◆ Provided records ◆
'''
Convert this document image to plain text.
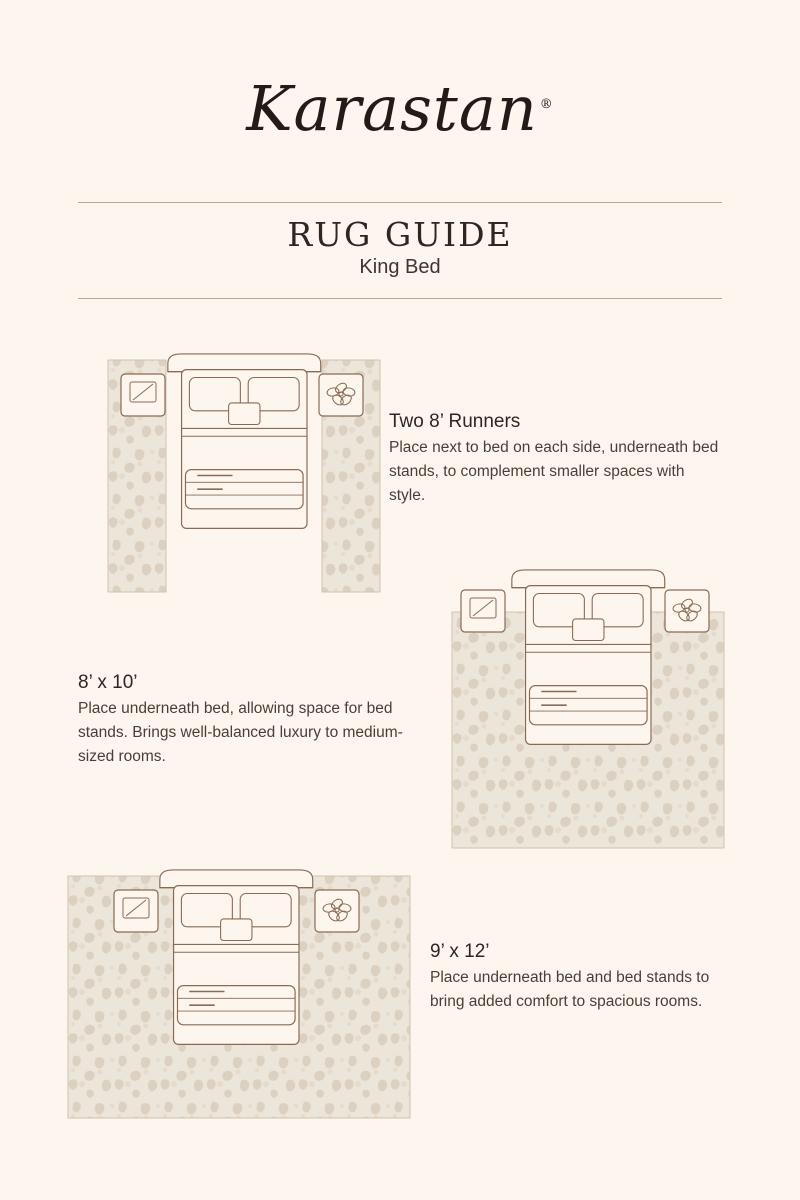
Karastan ®
RUG GUIDE
King Bed
Two 8’ Runners

Place next to bed on each side, underneath bed stands, to complement smaller spaces with style.

8’ x 10’

Place underneath bed, allowing space for bed stands. Brings well-balanced luxury to medium-sized rooms.

9’ x 12’

Place underneath bed and bed stands to bring added comfort to spacious rooms.
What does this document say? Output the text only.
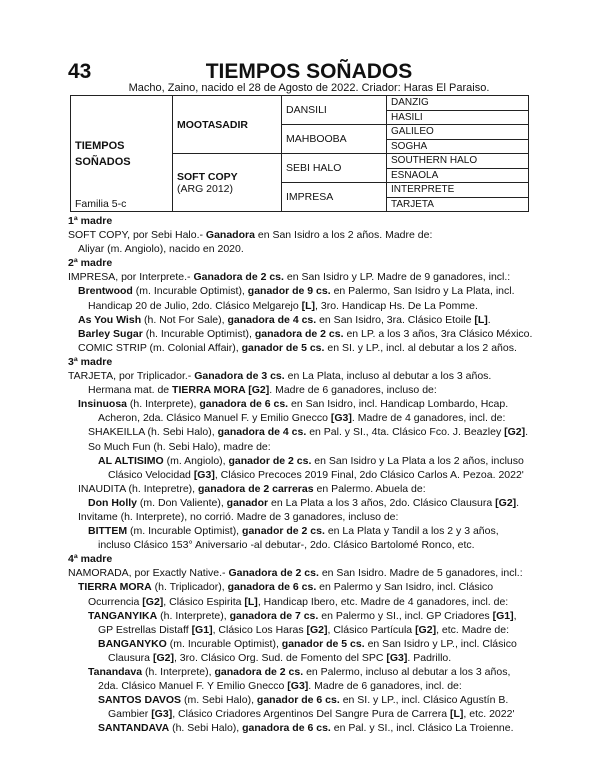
43	TIEMPOS SOÑADOS
Macho, Zaino, nacido el 28 de Agosto de 2022. Criador: Haras El Paraiso.
TIEMPOS
SOÑADOS
Familia 5-c	MOOTASADIR	DANSILI	DANZIG
			HASILI
		MAHBOOBA	GALILEO
			SOGHA

	SOFT COPY
(ARG 2012)	SEBI HALO	SOUTHERN HALO
			ESNAOLA
		IMPRESA	INTERPRETE
			TARJETA

1ª madre

SOFT COPY, por Sebi Halo.- Ganadora en San Isidro a los 2 años. Madre de:

Aliyar (m. Angiolo), nacido en 2020.

2ª madre

IMPRESA, por Interprete.- Ganadora de 2 cs. en San Isidro y LP. Madre de 9 ganadores, incl.:

Brentwood (m. Incurable Optimist), ganador de 9 cs. en Palermo, San Isidro y La Plata, incl.

Handicap 20 de Julio, 2do. Clásico Melgarejo [L], 3ro. Handicap Hs. De La Pomme.

As You Wish (h. Not For Sale), ganadora de 4 cs. en San Isidro, 3ra. Clásico Etoile [L].

Barley Sugar (h. Incurable Optimist), ganadora de 2 cs. en LP. a los 3 años, 3ra Clásico México.

COMIC STRIP (m. Colonial Affair), ganador de 5 cs. en SI. y LP., incl. al debutar a los 2 años.

3ª madre

TARJETA, por Triplicador.- Ganadora de 3 cs. en La Plata, incluso al debutar a los 3 años.

Hermana mat. de TIERRA MORA [G2]. Madre de 6 ganadores, incluso de:

Insinuosa (h. Interprete), ganadora de 6 cs. en San Isidro, incl. Handicap Lombardo, Hcap.

Acheron, 2da. Clásico Manuel F. y Emilio Gnecco [G3]. Madre de 4 ganadores, incl. de:

SHAKEILLA (h. Sebi Halo), ganadora de 4 cs. en Pal. y SI., 4ta. Clásico Fco. J. Beazley [G2].

So Much Fun (h. Sebi Halo), madre de:

AL ALTISIMO (m. Angiolo), ganador de 2 cs. en San Isidro y La Plata a los 2 años, incluso

Clásico Velocidad [G3], Clásico Precoces 2019 Final, 2do Clásico Carlos A. Pezoa. 2022'

INAUDITA (h. Intepretre), ganadora de 2 carreras en Palermo. Abuela de:

Don Holly (m. Don Valiente), ganador en La Plata a los 3 años, 2do. Clásico Clausura [G2].

Invitame (h. Interprete), no corrió. Madre de 3 ganadores, incluso de:

BITTEM (m. Incurable Optimist), ganador de 2 cs. en La Plata y Tandil a los 2 y 3 años,

incluso Clásico 153° Aniversario -al debutar-, 2do. Clásico Bartolomé Ronco, etc.

4ª madre

NAMORADA, por Exactly Native.- Ganadora de 2 cs. en San Isidro. Madre de 5 ganadores, incl.:

TIERRA MORA (h. Triplicador), ganadora de 6 cs. en Palermo y San Isidro, incl. Clásico

Ocurrencia [G2], Clásico Espirita [L], Handicap Ibero, etc. Madre de 4 ganadores, incl. de:

TANGANYIKA (h. Interprete), ganadora de 7 cs. en Palermo y SI., incl. GP Criadores [G1],

GP Estrellas Distaff [G1], Clásico Los Haras [G2], Clásico Partícula [G2], etc. Madre de:

BANGANYKO (m. Incurable Optimist), ganador de 5 cs. en San Isidro y LP., incl. Clásico

Clausura [G2], 3ro. Clásico Org. Sud. de Fomento del SPC [G3]. Padrillo.

Tanandava (h. Interprete), ganadora de 2 cs. en Palermo, incluso al debutar a los 3 años,

2da. Clásico Manuel F. Y Emilio Gnecco [G3]. Madre de 6 ganadores, incl. de:

SANTOS DAVOS (m. Sebi Halo), ganador de 6 cs. en SI. y LP., incl. Clásico Agustín B.

Gambier [G3], Clásico Criadores Argentinos Del Sangre Pura de Carrera [L], etc. 2022'

SANTANDAVA (h. Sebi Halo), ganadora de 6 cs. en Pal. y SI., incl. Clásico La Troienne.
'''
◆ Written request ◆
Gather all lines from the listing above in which "SOFT" occurs.

◆ Reply ◆
	SOFT COPY
SOFT COPY, por Sebi Halo.- Ganadora en San Isidro a los 2 años. Madre de:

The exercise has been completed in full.